§ BRIEF 1
In the Charlie Sheen article, write out the passage starting with "Sheen, 50, who" and going on through "to the tabloids.", swapping "tabloids" for "press".
§ BRIEF 2
According to the article on Charlie Sheen's HIV diagnosis, how long ago was he diagnosed?
§ BRIEF 3
Write the next part of the article on Charlie Sheen's HIV disclosure, picking up after its final sentence.

§ EXCERPTED PASSAGE
===

Charlie Sheen Says He's Been HIV-Positive for 4 Years - NBC New York

Charlie Sheen Says He's Been HIV-Positive for 4 Years



    Charlie Sheen said Tuesday on NBC's "Today" show that he's HIV-positive and that he decided to appear on the show to "put a stop to this onslaught, barrage of attacks and sub-truths."

    Sheen said he was diagnosed about four years ago but doesn't know how he contracted the virus. He said at first he thought he had a brain tumor because of a a series of crushing headaches.

    "It’s a hard three letters to absorb," Sheen said of the diagnosis. "It's a turning point in one's life."

    Sheen, 50, who has five children, said he's paid people to keep them silent and not reveal his secret. People he thought he could trust with his diagnosis have extorted "millions" from him, he said.

    "What people forget is that it's money they are taking from my children, they think it's just me," he said. 

    He confirmed that a prostitute had taken a photo of his antiretroviral medication and had threatened to sell it to the tabloids. 

    Asked by "Today's" Matt Lauer if he was still paying for silence, Sheen said, “Not after today, I’m not. That’s my goal.”

    "I release myself from this prison today,” he said of what he called shakedowns. 

    He said he was doing "a lot of drugs, drinking too much" and making "bad decisions" because he was depressed over his diagnosis.

===

[Page segmentation data]

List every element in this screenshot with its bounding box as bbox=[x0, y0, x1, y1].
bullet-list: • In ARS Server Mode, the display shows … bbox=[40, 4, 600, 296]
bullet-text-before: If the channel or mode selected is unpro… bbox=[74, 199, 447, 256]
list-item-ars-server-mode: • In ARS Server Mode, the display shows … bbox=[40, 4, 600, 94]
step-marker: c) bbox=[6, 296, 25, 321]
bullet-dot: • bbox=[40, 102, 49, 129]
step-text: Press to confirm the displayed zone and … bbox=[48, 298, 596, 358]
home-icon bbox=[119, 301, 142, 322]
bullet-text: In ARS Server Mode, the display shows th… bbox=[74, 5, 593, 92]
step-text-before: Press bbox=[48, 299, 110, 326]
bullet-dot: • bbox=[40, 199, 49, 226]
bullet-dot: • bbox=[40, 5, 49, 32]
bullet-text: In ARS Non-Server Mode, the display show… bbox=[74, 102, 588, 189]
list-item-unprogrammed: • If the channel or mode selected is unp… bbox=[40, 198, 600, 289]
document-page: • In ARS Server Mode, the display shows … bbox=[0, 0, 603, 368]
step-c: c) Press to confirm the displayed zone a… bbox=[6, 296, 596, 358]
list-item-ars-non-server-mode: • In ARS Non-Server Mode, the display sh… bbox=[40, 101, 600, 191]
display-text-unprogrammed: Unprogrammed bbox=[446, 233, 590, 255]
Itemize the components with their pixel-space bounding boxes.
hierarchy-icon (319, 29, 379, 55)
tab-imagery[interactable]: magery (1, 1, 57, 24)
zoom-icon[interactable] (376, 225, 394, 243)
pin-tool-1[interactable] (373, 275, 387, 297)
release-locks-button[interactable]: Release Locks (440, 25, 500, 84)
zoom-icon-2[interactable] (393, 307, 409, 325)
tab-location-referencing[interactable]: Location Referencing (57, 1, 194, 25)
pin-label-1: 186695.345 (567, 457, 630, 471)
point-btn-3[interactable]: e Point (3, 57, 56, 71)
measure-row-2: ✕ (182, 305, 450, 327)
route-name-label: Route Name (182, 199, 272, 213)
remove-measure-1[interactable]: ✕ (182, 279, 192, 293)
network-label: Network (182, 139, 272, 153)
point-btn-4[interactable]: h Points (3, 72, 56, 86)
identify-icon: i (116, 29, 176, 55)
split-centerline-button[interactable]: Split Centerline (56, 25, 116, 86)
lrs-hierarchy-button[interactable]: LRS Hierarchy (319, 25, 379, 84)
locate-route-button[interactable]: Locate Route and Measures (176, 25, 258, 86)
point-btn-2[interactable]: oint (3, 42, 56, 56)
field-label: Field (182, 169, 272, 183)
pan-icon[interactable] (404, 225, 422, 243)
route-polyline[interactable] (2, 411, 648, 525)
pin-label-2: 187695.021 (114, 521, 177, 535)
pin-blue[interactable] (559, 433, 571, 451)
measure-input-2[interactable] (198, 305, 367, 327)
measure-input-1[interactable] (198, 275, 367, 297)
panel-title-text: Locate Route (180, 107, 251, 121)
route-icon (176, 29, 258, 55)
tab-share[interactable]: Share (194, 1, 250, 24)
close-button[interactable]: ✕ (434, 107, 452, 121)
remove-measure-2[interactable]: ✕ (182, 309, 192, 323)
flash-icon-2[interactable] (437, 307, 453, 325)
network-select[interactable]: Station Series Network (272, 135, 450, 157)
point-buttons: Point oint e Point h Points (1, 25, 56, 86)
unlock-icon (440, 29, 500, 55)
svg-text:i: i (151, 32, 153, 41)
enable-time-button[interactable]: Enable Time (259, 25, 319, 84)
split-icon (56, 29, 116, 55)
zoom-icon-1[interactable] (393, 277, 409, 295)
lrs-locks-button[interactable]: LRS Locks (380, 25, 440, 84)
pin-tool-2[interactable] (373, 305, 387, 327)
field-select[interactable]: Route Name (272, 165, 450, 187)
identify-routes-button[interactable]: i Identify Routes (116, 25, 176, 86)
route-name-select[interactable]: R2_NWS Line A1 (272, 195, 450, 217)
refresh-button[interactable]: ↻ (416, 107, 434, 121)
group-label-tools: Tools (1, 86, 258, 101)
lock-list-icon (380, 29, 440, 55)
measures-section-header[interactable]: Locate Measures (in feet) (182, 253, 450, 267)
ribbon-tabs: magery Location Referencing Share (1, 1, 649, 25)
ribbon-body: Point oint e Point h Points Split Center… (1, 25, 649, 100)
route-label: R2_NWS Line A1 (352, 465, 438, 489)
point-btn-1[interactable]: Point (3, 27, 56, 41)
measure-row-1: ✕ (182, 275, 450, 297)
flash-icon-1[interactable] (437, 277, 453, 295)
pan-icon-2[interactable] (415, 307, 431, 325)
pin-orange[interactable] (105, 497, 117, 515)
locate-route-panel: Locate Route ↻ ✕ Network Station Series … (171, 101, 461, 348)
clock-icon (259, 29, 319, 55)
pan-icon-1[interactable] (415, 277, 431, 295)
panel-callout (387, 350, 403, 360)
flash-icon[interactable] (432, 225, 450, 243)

===

§ ANSWER BOX 1
Sheen, 50, who has five children, said he's paid people to keep them silent and not reveal his secret. People he thought he could trust with his diagnosis have extorted "millions" from him, he said.

    "What people forget is that it's money they are taking from my children, they think it's just me," he said. 

    He confirmed that a prostitute had taken a photo of his antiretroviral medication and had threatened to sell it to the press.

§ ANSWER BOX 2
About four years ago.

§ ANSWER BOX 3
    Asked if he knowingly or unknowingly transmitted the HIV to someone else since his diagnosis, Sheen said, "Impossible."

    The actor said he's had unprotected sex since his diagnosis, but that "the two people I did that with were under the care of my doctor and they were completely warned ahead of time." 

    The AIDS Healthcare Foundation (AHF), the world’s largest AIDS organization, said HIV is transmitted through having sex without a condom, sharing needles or syringes and by pregnancy, childbirth or breastfeeding.

    "The old adage holds true that it’s better to be safe than sorry," said AHF Chief of Medicine Dr. Michael Wohlfeiler. "Even relying on the word of someone who says they are ‘undetectable’ is risky because a lot of people are not adherent to the daily pill regimens—especially those who are struggling with addiction. It’s truly a shame that people have gotten themselves in trouble in a variety of different ways because they did not take the simple and easy precaution of using a condom.”

    Sheen said he hopes by going public with the diagnosis he will help other people with HIV.

    "I have a responsibility now to better myself and to help a lot of other people and hopefully with what we're doing today others will come forward and say, thanks Charlie," he said.

    Sheen had a drug-fueled public meltdown in 2011 after which he was fired form CBS' “Two and a Half Men.”

    He has made few public appearances since his show "Anger Management" went off the air in December 2014. Sheen appeared on television most recently when he reprised his "Ferris Bueller's Day Off" role for the ABC sitcom, "The Goldbergs," in February.

    Sheen said Tuesday he was on the “triple cocktail” of HIV medications and that he was not doing drugs but was still drinking a little bit.

    When asked whether he would stop drinking, Sheen said, “perhaps the freedom of today may lead to that as well.”